The problem:
Take the lines from the one holding "Detect and localize" through the one holding "legend-swatch-hatch <box>150 8 165 23</box>", both included, and write them out again with every "y-tick-label" switched to "axis-tick-label" and nothing else changed.

Input material:
┌──
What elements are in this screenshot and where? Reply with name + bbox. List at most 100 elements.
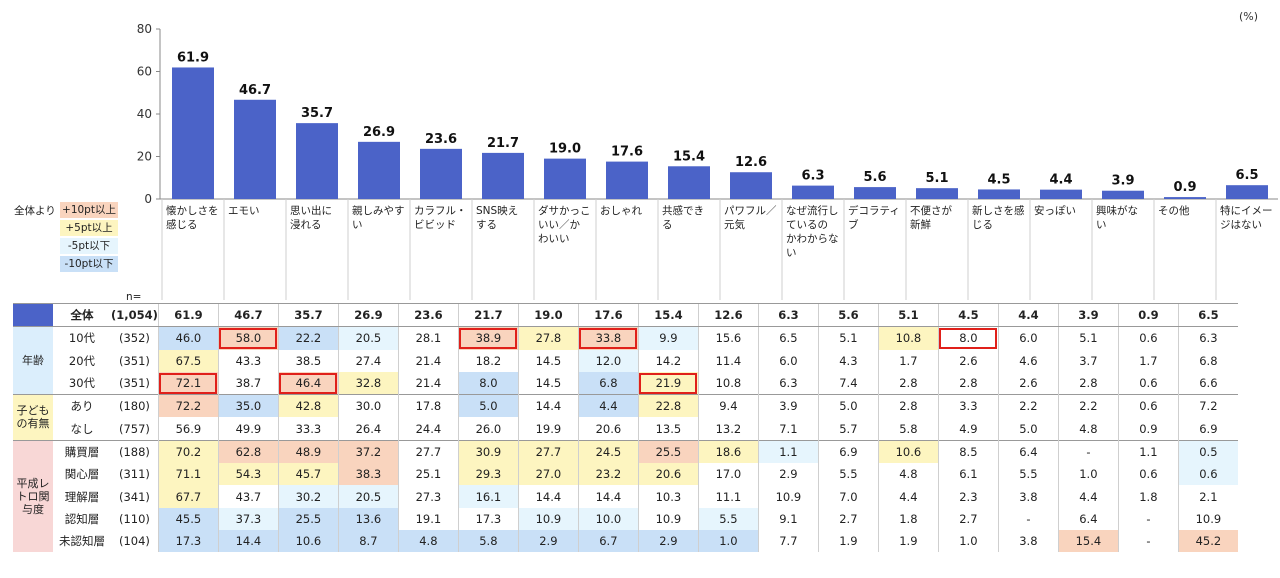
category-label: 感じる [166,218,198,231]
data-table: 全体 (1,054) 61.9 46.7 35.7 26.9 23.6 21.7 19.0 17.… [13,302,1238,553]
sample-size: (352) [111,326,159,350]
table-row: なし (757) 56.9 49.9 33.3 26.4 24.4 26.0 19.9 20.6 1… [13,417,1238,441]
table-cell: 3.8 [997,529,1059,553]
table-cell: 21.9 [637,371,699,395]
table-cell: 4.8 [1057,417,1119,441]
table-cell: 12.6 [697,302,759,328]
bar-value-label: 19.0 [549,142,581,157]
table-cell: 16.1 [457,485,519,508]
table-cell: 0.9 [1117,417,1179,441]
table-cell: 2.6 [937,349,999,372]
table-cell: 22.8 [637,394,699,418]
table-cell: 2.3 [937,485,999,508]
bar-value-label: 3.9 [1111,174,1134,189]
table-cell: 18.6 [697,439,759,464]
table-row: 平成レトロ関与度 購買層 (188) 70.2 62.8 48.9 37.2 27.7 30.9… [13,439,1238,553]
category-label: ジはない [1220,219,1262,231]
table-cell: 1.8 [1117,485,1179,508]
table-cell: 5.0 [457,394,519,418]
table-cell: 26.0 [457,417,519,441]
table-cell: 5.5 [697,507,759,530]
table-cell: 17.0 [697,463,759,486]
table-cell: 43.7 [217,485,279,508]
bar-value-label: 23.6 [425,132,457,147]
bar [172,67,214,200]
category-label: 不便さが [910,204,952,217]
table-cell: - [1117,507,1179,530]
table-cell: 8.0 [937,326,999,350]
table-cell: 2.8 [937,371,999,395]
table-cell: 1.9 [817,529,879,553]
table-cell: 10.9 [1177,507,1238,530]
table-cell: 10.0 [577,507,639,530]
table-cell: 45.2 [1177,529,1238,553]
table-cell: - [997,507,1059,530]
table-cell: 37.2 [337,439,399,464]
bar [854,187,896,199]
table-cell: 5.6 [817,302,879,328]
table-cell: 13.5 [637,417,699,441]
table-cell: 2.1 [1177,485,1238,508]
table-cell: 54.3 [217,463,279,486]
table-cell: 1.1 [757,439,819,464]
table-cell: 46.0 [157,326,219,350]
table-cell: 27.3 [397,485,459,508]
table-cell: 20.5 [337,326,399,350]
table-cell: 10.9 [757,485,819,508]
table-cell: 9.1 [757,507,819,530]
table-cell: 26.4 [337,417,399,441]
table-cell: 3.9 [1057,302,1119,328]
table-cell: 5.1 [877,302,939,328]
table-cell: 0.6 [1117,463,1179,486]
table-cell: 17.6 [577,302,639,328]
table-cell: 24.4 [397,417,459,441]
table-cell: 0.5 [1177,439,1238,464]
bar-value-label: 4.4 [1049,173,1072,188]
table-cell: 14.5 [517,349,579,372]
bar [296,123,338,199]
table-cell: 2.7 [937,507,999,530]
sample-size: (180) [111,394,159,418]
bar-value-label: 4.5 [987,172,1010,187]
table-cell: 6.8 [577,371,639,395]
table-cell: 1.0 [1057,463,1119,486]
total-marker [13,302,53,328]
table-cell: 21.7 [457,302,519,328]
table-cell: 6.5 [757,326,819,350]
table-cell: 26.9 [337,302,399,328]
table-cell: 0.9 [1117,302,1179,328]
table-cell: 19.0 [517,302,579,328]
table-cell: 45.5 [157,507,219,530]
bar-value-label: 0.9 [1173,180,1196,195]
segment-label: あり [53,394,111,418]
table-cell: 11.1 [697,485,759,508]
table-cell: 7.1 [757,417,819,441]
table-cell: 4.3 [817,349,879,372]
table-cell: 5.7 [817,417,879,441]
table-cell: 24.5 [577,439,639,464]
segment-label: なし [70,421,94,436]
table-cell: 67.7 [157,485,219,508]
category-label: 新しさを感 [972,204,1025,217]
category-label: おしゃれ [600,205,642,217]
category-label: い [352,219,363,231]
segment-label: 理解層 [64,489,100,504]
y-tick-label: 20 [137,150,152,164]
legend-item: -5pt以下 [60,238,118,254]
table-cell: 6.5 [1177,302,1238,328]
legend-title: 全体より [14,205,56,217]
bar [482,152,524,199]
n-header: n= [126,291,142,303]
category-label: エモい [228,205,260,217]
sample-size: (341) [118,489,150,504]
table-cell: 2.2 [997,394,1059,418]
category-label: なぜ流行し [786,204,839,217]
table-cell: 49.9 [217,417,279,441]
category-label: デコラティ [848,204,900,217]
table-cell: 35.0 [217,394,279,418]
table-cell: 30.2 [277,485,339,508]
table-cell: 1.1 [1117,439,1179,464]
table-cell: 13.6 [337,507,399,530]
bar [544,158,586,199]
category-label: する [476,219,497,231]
└──
┌──
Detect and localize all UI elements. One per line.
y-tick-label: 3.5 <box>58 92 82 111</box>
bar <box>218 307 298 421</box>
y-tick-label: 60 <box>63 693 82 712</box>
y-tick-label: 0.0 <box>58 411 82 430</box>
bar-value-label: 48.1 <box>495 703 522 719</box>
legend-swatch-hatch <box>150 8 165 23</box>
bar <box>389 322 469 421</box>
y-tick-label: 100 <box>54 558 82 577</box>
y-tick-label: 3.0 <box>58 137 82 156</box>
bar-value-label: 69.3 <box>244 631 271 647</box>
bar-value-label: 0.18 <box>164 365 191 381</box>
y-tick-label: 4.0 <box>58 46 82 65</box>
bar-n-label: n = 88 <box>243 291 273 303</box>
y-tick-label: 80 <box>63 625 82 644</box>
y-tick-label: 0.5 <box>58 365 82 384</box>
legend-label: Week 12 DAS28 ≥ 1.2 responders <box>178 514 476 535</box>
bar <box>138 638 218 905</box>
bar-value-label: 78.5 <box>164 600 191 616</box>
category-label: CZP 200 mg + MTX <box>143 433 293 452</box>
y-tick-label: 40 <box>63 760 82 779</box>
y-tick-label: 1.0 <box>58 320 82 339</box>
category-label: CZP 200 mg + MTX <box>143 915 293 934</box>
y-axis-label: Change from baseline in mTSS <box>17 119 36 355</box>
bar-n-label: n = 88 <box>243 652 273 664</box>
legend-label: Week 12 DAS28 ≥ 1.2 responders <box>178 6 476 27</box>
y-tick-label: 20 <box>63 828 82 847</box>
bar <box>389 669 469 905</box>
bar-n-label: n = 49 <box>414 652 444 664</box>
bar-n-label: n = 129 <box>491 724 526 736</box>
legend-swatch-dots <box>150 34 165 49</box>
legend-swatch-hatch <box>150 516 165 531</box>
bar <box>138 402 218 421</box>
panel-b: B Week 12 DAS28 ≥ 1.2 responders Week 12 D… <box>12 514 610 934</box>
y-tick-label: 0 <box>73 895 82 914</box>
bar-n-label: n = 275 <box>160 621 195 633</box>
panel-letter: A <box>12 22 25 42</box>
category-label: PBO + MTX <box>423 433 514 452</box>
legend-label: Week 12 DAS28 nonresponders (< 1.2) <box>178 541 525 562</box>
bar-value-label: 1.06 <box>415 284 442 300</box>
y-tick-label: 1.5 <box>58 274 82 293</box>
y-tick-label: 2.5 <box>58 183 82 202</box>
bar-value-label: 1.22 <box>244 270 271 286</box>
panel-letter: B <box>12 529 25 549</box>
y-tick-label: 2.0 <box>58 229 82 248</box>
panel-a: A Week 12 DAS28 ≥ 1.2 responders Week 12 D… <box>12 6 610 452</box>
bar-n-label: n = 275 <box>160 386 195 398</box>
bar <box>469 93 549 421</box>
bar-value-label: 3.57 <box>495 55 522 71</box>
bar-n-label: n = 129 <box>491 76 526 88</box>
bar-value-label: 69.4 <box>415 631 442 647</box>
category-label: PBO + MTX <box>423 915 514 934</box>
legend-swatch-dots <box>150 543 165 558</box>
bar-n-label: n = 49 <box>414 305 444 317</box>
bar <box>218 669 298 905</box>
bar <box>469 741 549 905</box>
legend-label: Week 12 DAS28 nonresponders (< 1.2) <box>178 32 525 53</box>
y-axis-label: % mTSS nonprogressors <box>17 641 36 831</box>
└──
Response to the task:
Detect and localize all UI elements. One per line.
axis-tick-label: 3.5 <box>58 92 82 111</box>
bar <box>218 307 298 421</box>
axis-tick-label: 60 <box>63 693 82 712</box>
axis-tick-label: 0.0 <box>58 411 82 430</box>
bar-value-label: 48.1 <box>495 703 522 719</box>
legend-swatch-hatch <box>150 8 165 23</box>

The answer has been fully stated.